- [What you have to do]: Copy out the entries in full and with complete accuracy; pictures are excluded.

##############################

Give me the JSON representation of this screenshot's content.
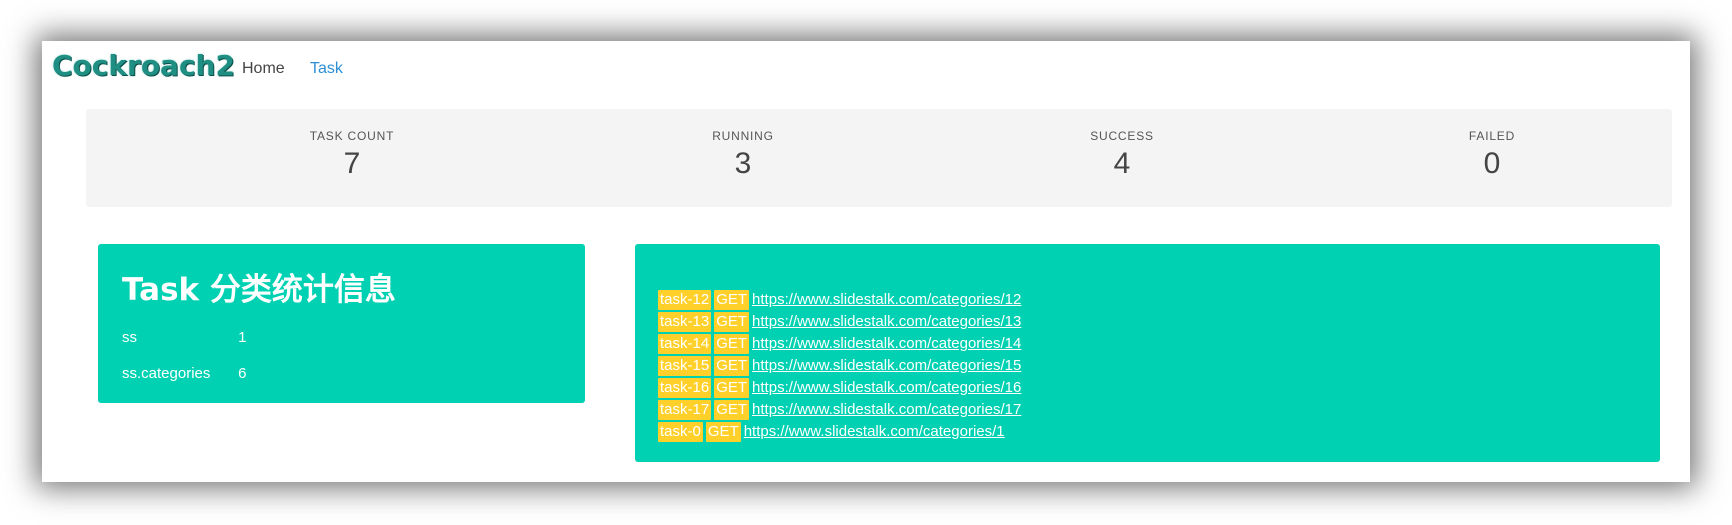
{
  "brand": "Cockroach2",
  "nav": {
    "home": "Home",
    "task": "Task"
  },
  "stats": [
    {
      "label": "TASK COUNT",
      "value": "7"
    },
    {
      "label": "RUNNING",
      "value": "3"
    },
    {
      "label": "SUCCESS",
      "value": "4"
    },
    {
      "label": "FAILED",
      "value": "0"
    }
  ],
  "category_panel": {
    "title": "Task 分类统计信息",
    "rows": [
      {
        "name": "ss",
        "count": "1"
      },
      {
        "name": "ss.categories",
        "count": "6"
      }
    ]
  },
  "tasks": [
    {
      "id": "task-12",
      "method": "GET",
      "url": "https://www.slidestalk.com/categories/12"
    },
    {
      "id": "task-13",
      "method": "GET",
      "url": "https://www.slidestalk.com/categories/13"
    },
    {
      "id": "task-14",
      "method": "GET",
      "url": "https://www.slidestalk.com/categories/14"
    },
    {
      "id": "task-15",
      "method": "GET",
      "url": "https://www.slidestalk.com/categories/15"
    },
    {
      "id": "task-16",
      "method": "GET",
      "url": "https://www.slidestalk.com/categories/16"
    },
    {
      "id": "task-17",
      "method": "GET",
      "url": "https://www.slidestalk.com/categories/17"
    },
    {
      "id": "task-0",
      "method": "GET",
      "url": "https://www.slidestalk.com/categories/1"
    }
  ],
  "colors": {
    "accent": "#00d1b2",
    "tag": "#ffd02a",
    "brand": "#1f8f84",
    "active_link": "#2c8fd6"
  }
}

##############################

- [Task output]:
Give me the JSON representation of this screenshot's content.
{
  "brand": "Cockroach2",
  "nav": {
    "home": "Home",
    "task": "Task"
  },
  "stats": [
    {
      "label": "TASK COUNT",
      "value": "7"
    },
    {
      "label": "RUNNING",
      "value": "3"
    },
    {
      "label": "SUCCESS",
      "value": "4"
    },
    {
      "label": "FAILED",
      "value": "0"
    }
  ],
  "category_panel": {
    "title": "Task 分类统计信息",
    "rows": [
      {
        "name": "ss",
        "count": "1"
      },
      {
        "name": "ss.categories",
        "count": "6"
      }
    ]
  },
  "tasks": [
    {
      "id": "task-12",
      "method": "GET",
      "url": "https://www.slidestalk.com/categories/12"
    },
    {
      "id": "task-13",
      "method": "GET",
      "url": "https://www.slidestalk.com/categories/13"
    },
    {
      "id": "task-14",
      "method": "GET",
      "url": "https://www.slidestalk.com/categories/14"
    },
    {
      "id": "task-15",
      "method": "GET",
      "url": "https://www.slidestalk.com/categories/15"
    },
    {
      "id": "task-16",
      "method": "GET",
      "url": "https://www.slidestalk.com/categories/16"
    },
    {
      "id": "task-17",
      "method": "GET",
      "url": "https://www.slidestalk.com/categories/17"
    },
    {
      "id": "task-0",
      "method": "GET",
      "url": "https://www.slidestalk.com/categories/1"
    }
  ],
  "colors": {
    "accent": "#00d1b2",
    "tag": "#ffd02a",
    "brand": "#1f8f84",
    "active_link": "#2c8fd6"
  }
}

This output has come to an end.